#### Your instructions:
In the entries below, find the lines that contain the word "name" and copy them.
* Begin Data *
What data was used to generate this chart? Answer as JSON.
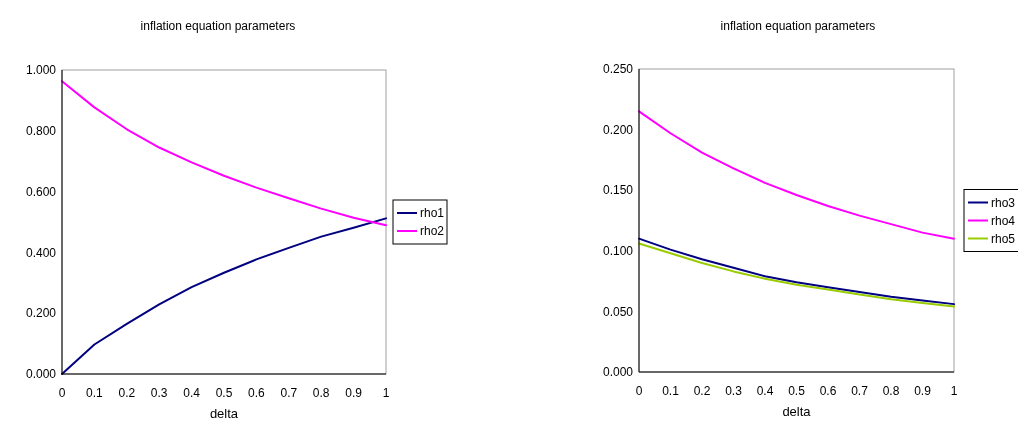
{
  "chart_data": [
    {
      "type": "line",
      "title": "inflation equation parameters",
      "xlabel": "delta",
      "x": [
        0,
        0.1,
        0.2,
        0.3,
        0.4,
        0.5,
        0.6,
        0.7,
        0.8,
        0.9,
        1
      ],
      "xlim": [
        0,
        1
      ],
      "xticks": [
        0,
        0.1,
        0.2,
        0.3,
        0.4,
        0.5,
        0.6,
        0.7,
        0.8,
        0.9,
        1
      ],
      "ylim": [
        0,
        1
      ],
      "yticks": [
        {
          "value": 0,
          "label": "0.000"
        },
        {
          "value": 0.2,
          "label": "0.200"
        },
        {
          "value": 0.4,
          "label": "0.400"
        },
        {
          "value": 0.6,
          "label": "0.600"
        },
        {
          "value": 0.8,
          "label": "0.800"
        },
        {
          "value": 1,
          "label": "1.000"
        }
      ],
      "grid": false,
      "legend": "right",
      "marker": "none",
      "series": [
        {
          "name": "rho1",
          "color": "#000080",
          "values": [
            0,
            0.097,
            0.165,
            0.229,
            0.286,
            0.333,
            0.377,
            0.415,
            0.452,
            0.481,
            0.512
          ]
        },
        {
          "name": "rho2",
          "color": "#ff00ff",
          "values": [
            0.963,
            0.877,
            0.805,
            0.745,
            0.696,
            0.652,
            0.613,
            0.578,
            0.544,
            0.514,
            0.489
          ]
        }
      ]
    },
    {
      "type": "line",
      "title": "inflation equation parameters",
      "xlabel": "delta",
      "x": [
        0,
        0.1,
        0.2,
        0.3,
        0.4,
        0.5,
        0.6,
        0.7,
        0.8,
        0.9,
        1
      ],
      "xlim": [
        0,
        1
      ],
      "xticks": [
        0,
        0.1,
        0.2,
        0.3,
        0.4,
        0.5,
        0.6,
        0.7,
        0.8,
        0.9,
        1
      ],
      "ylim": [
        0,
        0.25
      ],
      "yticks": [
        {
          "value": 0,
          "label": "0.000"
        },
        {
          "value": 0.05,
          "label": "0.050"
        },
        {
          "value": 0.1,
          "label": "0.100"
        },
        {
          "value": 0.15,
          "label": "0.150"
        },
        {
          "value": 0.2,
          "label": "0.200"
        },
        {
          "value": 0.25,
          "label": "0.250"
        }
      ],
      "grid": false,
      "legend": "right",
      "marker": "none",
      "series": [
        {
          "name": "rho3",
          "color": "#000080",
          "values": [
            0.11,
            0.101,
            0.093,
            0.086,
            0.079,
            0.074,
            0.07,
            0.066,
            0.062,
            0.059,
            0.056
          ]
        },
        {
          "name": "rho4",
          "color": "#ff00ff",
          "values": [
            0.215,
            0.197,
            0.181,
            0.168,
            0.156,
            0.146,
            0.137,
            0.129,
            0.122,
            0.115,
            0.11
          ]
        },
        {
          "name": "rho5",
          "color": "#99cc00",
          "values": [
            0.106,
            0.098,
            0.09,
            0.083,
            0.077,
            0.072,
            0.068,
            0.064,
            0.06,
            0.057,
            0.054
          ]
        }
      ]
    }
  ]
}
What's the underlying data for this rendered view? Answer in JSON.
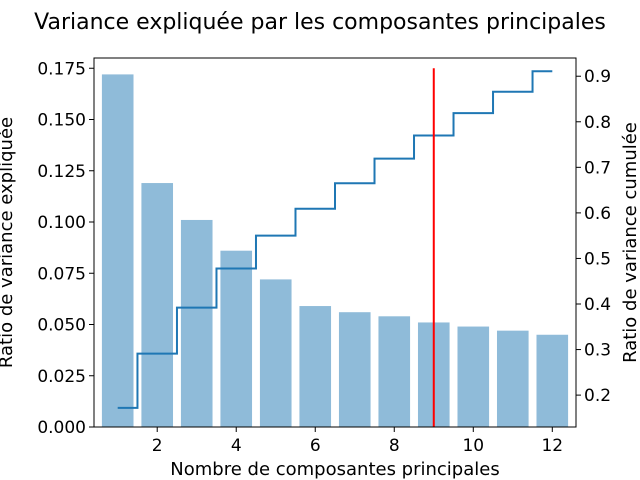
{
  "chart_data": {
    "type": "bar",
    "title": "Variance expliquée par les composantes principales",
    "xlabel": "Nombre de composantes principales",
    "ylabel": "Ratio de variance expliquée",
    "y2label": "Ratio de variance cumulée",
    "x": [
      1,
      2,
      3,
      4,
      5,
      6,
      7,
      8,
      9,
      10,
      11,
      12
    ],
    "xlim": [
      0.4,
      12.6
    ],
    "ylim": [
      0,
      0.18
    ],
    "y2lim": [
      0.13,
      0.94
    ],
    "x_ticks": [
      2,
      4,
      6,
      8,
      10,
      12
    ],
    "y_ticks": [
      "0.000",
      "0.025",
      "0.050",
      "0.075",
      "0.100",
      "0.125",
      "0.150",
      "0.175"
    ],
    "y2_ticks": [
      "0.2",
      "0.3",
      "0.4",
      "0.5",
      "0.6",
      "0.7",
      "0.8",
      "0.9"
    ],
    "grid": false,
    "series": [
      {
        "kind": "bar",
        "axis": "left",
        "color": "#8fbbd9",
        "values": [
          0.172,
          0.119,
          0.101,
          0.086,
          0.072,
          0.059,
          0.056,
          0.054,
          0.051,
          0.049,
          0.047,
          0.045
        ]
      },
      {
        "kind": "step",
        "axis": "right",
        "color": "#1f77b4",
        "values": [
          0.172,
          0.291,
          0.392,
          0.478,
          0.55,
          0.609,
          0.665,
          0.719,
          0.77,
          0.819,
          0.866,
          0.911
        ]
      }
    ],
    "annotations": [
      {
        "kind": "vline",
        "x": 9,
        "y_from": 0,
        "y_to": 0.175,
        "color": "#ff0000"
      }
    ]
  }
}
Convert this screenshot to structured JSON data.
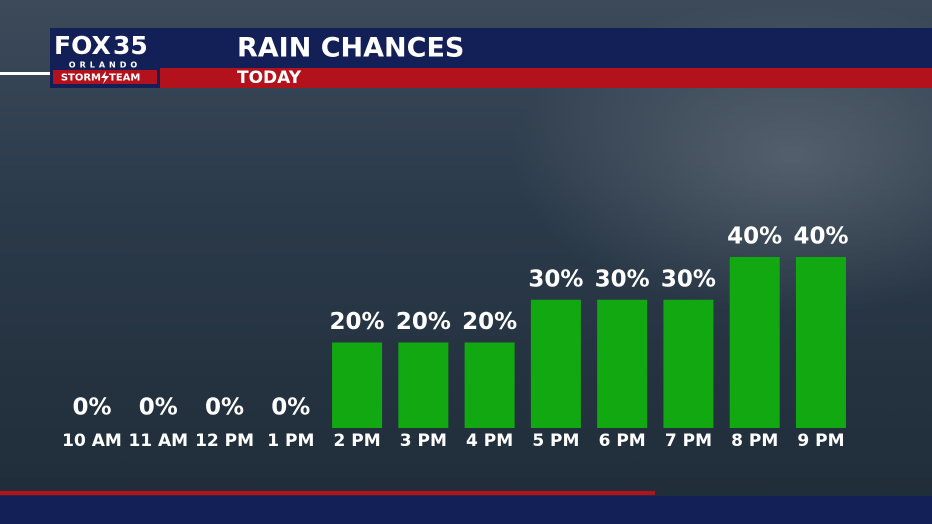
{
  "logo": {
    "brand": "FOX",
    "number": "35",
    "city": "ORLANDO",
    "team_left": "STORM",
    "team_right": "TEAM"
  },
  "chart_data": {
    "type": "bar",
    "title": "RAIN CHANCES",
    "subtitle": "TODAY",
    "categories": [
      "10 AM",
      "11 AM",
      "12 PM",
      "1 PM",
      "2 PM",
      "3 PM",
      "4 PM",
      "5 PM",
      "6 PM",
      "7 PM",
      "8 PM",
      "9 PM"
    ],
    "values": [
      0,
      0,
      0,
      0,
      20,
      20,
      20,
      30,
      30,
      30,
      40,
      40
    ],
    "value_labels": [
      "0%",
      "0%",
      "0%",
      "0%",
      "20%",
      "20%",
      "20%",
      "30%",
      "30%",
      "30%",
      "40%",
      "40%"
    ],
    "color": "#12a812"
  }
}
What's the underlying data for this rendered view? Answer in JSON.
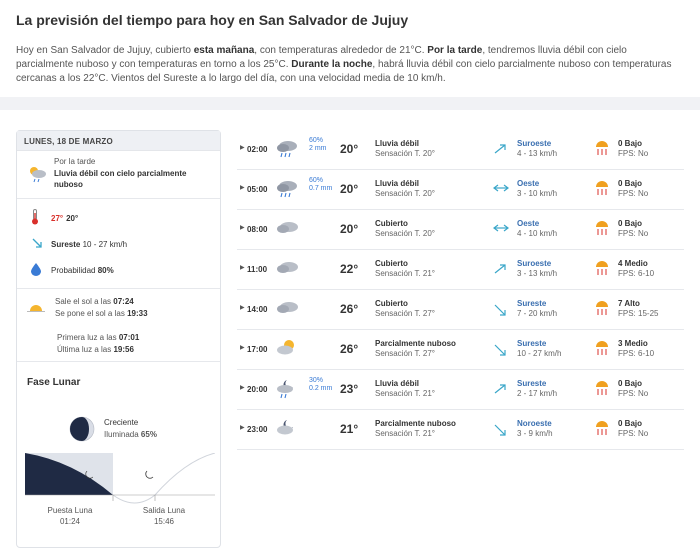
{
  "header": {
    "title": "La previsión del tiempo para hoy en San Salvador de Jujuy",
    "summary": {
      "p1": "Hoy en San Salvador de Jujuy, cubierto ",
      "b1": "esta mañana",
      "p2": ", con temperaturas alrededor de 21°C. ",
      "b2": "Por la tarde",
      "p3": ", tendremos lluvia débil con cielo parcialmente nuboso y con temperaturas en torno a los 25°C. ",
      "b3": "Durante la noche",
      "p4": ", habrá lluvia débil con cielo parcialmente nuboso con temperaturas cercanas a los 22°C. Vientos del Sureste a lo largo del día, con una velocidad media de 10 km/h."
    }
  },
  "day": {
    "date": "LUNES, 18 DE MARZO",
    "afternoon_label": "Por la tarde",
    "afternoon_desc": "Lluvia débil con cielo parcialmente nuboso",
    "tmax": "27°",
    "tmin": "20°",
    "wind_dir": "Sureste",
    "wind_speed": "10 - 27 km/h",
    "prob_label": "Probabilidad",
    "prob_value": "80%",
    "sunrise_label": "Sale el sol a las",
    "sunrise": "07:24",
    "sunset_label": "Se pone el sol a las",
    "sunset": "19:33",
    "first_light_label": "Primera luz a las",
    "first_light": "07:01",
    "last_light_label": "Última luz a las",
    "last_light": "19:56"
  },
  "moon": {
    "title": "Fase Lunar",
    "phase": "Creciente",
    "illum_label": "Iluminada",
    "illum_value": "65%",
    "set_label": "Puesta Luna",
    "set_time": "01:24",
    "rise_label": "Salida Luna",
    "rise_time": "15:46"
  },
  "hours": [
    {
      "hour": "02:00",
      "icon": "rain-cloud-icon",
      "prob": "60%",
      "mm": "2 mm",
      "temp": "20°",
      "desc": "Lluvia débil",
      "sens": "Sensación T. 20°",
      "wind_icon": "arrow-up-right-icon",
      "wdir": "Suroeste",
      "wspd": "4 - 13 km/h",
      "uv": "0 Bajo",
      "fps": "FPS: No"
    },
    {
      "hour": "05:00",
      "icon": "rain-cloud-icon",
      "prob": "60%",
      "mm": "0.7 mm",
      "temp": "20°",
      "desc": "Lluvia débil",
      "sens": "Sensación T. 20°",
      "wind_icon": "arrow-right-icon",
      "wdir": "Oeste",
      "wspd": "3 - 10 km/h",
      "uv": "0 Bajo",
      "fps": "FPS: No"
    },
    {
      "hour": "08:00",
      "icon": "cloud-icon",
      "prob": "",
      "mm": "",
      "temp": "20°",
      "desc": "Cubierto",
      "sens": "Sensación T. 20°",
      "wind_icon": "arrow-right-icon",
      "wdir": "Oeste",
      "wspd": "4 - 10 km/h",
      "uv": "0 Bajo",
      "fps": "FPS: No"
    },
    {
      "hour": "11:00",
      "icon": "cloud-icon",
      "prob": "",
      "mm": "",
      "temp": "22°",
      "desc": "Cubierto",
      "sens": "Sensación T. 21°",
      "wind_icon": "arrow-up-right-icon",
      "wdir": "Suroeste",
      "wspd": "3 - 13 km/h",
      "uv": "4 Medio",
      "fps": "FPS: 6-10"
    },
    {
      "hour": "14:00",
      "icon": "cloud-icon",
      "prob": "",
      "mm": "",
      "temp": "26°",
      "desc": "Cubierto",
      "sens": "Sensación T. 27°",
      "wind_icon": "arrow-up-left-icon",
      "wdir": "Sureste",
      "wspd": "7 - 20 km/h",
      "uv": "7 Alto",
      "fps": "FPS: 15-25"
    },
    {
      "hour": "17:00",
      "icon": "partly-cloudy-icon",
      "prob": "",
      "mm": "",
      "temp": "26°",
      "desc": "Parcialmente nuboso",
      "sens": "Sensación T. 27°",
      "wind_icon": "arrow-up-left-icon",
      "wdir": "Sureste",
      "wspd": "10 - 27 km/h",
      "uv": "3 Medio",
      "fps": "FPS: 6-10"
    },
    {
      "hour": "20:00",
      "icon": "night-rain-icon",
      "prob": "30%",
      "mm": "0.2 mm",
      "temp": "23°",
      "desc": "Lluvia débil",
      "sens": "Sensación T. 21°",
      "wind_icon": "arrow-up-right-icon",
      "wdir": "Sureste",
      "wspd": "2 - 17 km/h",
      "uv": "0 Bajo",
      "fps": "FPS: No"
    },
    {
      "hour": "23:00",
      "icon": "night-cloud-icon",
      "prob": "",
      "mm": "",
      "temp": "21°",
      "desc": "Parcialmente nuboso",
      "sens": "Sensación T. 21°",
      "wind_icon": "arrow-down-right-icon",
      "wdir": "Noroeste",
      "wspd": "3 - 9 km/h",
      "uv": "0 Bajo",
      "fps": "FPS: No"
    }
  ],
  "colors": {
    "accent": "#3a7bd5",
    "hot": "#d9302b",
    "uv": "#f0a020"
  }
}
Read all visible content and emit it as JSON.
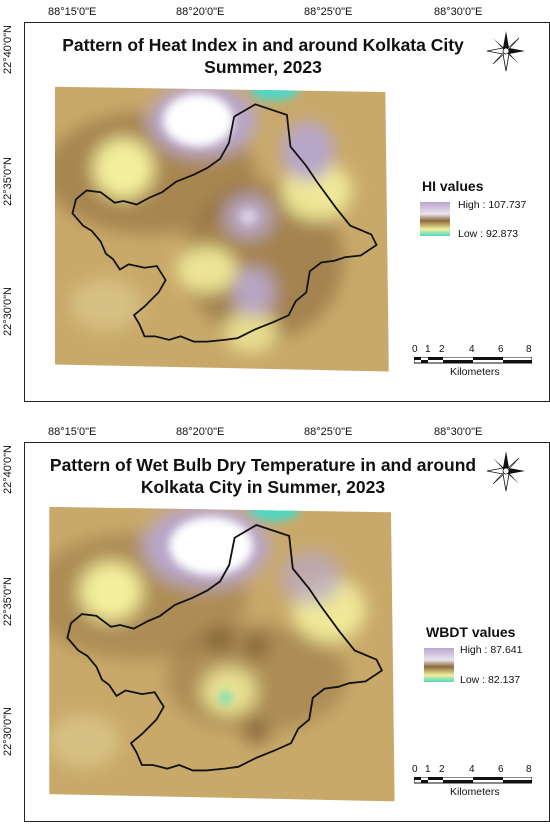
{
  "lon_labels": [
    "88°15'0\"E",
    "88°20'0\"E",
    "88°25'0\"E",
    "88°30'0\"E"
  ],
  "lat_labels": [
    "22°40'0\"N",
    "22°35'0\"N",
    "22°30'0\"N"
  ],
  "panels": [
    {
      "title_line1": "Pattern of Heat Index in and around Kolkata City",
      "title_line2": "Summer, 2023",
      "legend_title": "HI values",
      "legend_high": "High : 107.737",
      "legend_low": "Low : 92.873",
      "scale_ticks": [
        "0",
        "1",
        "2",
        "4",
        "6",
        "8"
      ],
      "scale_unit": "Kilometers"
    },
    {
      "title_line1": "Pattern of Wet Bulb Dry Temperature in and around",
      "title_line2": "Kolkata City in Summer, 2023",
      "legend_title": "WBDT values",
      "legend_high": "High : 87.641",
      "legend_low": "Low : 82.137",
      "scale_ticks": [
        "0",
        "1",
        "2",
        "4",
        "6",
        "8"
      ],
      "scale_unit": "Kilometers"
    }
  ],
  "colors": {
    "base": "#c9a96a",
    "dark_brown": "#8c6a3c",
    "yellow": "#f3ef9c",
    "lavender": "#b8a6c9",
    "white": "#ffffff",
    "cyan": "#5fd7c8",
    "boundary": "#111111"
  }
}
* End Data *
#### Expected answer:
          "name": "rho1",
          "name": "rho2",
          "name": "rho3",
          "name": "rho4",
          "name": "rho5",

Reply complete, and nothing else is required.